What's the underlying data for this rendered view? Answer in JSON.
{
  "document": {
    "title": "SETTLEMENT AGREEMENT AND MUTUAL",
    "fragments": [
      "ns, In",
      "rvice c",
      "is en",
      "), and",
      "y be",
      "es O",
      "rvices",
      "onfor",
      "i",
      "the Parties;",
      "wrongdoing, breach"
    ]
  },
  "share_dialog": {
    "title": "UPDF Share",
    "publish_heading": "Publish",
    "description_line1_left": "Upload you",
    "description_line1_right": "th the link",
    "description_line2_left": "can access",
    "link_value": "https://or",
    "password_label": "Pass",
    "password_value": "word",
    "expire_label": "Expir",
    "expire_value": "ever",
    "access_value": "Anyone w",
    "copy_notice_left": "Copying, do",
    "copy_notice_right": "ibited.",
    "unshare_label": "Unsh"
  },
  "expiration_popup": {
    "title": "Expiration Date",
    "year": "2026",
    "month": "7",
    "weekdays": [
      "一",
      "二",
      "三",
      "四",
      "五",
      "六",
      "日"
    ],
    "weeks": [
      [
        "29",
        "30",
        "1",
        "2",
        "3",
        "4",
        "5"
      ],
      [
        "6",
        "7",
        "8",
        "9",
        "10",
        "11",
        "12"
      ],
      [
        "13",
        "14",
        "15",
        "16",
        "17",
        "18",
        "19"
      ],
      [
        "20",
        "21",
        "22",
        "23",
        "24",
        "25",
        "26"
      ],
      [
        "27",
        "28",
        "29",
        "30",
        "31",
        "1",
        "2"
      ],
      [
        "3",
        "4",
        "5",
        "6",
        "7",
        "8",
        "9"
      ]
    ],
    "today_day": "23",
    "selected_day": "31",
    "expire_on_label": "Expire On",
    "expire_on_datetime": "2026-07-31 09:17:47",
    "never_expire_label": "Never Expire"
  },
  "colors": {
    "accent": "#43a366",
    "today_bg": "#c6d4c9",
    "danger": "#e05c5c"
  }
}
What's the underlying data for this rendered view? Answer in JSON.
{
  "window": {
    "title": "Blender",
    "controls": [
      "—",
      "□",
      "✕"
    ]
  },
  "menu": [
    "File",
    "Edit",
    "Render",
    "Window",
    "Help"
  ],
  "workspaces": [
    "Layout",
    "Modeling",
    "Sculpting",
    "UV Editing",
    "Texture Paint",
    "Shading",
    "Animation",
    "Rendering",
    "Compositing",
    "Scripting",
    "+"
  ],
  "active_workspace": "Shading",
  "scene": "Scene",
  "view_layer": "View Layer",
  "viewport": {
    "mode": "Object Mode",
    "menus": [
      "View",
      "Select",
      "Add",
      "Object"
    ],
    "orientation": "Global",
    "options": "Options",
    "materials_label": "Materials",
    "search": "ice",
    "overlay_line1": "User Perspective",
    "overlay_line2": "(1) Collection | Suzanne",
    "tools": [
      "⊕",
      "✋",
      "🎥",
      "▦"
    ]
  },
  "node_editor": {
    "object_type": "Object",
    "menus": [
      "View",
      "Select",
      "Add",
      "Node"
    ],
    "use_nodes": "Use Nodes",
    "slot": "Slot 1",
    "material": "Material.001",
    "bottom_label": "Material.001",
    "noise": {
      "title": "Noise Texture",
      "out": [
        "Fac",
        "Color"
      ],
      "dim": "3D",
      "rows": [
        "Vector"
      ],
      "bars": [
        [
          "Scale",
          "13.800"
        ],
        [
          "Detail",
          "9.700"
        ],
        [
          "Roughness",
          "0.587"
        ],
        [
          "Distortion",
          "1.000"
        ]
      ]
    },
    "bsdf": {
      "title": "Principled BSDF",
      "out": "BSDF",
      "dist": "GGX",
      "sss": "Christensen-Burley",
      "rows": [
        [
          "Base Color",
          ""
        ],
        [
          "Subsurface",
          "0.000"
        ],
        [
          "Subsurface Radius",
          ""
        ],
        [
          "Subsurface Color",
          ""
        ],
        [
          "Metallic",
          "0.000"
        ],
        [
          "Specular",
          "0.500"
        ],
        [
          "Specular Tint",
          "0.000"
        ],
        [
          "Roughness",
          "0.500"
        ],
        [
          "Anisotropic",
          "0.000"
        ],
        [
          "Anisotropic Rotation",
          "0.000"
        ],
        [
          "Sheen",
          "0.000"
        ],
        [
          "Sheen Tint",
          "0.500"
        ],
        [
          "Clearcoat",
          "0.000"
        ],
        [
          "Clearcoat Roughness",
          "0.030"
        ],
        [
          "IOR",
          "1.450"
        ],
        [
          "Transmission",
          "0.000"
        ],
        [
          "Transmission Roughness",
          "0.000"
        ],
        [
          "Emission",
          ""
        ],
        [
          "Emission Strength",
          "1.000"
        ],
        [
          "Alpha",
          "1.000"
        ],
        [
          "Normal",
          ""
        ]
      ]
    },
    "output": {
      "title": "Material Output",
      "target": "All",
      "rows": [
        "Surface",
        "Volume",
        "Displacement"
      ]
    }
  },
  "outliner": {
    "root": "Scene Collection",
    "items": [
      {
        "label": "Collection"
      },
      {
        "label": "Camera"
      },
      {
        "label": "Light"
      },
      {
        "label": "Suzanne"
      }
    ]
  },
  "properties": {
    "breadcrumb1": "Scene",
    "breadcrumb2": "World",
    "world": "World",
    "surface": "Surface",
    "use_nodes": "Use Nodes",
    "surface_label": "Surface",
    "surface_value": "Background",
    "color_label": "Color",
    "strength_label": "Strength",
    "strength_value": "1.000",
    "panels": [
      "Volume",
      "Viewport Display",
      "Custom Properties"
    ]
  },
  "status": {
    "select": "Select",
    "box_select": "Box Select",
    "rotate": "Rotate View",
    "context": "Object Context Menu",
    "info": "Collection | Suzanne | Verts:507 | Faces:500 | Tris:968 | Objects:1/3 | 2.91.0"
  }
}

◆ What to work on:
Copy out each record, keeping every word as it is.

◆ Response to the exercise:
What's the underlying data for this rendered view? Answer in JSON.
{
  "document": {
    "title": "SETTLEMENT AGREEMENT AND MUTUAL",
    "fragments": [
      "ns, In",
      "rvice c",
      "is en",
      "), and",
      "y be",
      "es O",
      "rvices",
      "onfor",
      "i",
      "the Parties;",
      "wrongdoing, breach"
    ]
  },
  "share_dialog": {
    "title": "UPDF Share",
    "publish_heading": "Publish",
    "description_line1_left": "Upload you",
    "description_line1_right": "th the link",
    "description_line2_left": "can access",
    "link_value": "https://or",
    "password_label": "Pass",
    "password_value": "word",
    "expire_label": "Expir",
    "expire_value": "ever",
    "access_value": "Anyone w",
    "copy_notice_left": "Copying, do",
    "copy_notice_right": "ibited.",
    "unshare_label": "Unsh"
  },
  "expiration_popup": {
    "title": "Expiration Date",
    "year": "2026",
    "month": "7",
    "weekdays": [
      "一",
      "二",
      "三",
      "四",
      "五",
      "六",
      "日"
    ],
    "weeks": [
      [
        "29",
        "30",
        "1",
        "2",
        "3",
        "4",
        "5"
      ],
      [
        "6",
        "7",
        "8",
        "9",
        "10",
        "11",
        "12"
      ],
      [
        "13",
        "14",
        "15",
        "16",
        "17",
        "18",
        "19"
      ],
      [
        "20",
        "21",
        "22",
        "23",
        "24",
        "25",
        "26"
      ],
      [
        "27",
        "28",
        "29",
        "30",
        "31",
        "1",
        "2"
      ],
      [
        "3",
        "4",
        "5",
        "6",
        "7",
        "8",
        "9"
      ]
    ],
    "today_day": "23",
    "selected_day": "31",
    "expire_on_label": "Expire On",
    "expire_on_datetime": "2026-07-31 09:17:47",
    "never_expire_label": "Never Expire"
  },
  "colors": {
    "accent": "#43a366",
    "today_bg": "#c6d4c9",
    "danger": "#e05c5c"
  }
}
What's the underlying data for this rendered view? Answer in JSON.
{
  "window": {
    "title": "Blender",
    "controls": [
      "—",
      "□",
      "✕"
    ]
  },
  "menu": [
    "File",
    "Edit",
    "Render",
    "Window",
    "Help"
  ],
  "workspaces": [
    "Layout",
    "Modeling",
    "Sculpting",
    "UV Editing",
    "Texture Paint",
    "Shading",
    "Animation",
    "Rendering",
    "Compositing",
    "Scripting",
    "+"
  ],
  "active_workspace": "Shading",
  "scene": "Scene",
  "view_layer": "View Layer",
  "viewport": {
    "mode": "Object Mode",
    "menus": [
      "View",
      "Select",
      "Add",
      "Object"
    ],
    "orientation": "Global",
    "options": "Options",
    "materials_label": "Materials",
    "search": "ice",
    "overlay_line1": "User Perspective",
    "overlay_line2": "(1) Collection | Suzanne",
    "tools": [
      "⊕",
      "✋",
      "🎥",
      "▦"
    ]
  },
  "node_editor": {
    "object_type": "Object",
    "menus": [
      "View",
      "Select",
      "Add",
      "Node"
    ],
    "use_nodes": "Use Nodes",
    "slot": "Slot 1",
    "material": "Material.001",
    "bottom_label": "Material.001",
    "noise": {
      "title": "Noise Texture",
      "out": [
        "Fac",
        "Color"
      ],
      "dim": "3D",
      "rows": [
        "Vector"
      ],
      "bars": [
        [
          "Scale",
          "13.800"
        ],
        [
          "Detail",
          "9.700"
        ],
        [
          "Roughness",
          "0.587"
        ],
        [
          "Distortion",
          "1.000"
        ]
      ]
    },
    "bsdf": {
      "title": "Principled BSDF",
      "out": "BSDF",
      "dist": "GGX",
      "sss": "Christensen-Burley",
      "rows": [
        [
          "Base Color",
          ""
        ],
        [
          "Subsurface",
          "0.000"
        ],
        [
          "Subsurface Radius",
          ""
        ],
        [
          "Subsurface Color",
          ""
        ],
        [
          "Metallic",
          "0.000"
        ],
        [
          "Specular",
          "0.500"
        ],
        [
          "Specular Tint",
          "0.000"
        ],
        [
          "Roughness",
          "0.500"
        ],
        [
          "Anisotropic",
          "0.000"
        ],
        [
          "Anisotropic Rotation",
          "0.000"
        ],
        [
          "Sheen",
          "0.000"
        ],
        [
          "Sheen Tint",
          "0.500"
        ],
        [
          "Clearcoat",
          "0.000"
        ],
        [
          "Clearcoat Roughness",
          "0.030"
        ],
        [
          "IOR",
          "1.450"
        ],
        [
          "Transmission",
          "0.000"
        ],
        [
          "Transmission Roughness",
          "0.000"
        ],
        [
          "Emission",
          ""
        ],
        [
          "Emission Strength",
          "1.000"
        ],
        [
          "Alpha",
          "1.000"
        ],
        [
          "Normal",
          ""
        ]
      ]
    },
    "output": {
      "title": "Material Output",
      "target": "All",
      "rows": [
        "Surface",
        "Volume",
        "Displacement"
      ]
    }
  },
  "outliner": {
    "root": "Scene Collection",
    "items": [
      {
        "label": "Collection"
      },
      {
        "label": "Camera"
      },
      {
        "label": "Light"
      },
      {
        "label": "Suzanne"
      }
    ]
  },
  "properties": {
    "breadcrumb1": "Scene",
    "breadcrumb2": "World",
    "world": "World",
    "surface": "Surface",
    "use_nodes": "Use Nodes",
    "surface_label": "Surface",
    "surface_value": "Background",
    "color_label": "Color",
    "strength_label": "Strength",
    "strength_value": "1.000",
    "panels": [
      "Volume",
      "Viewport Display",
      "Custom Properties"
    ]
  },
  "status": {
    "select": "Select",
    "box_select": "Box Select",
    "rotate": "Rotate View",
    "context": "Object Context Menu",
    "info": "Collection | Suzanne | Verts:507 | Faces:500 | Tris:968 | Objects:1/3 | 2.91.0"
  }
}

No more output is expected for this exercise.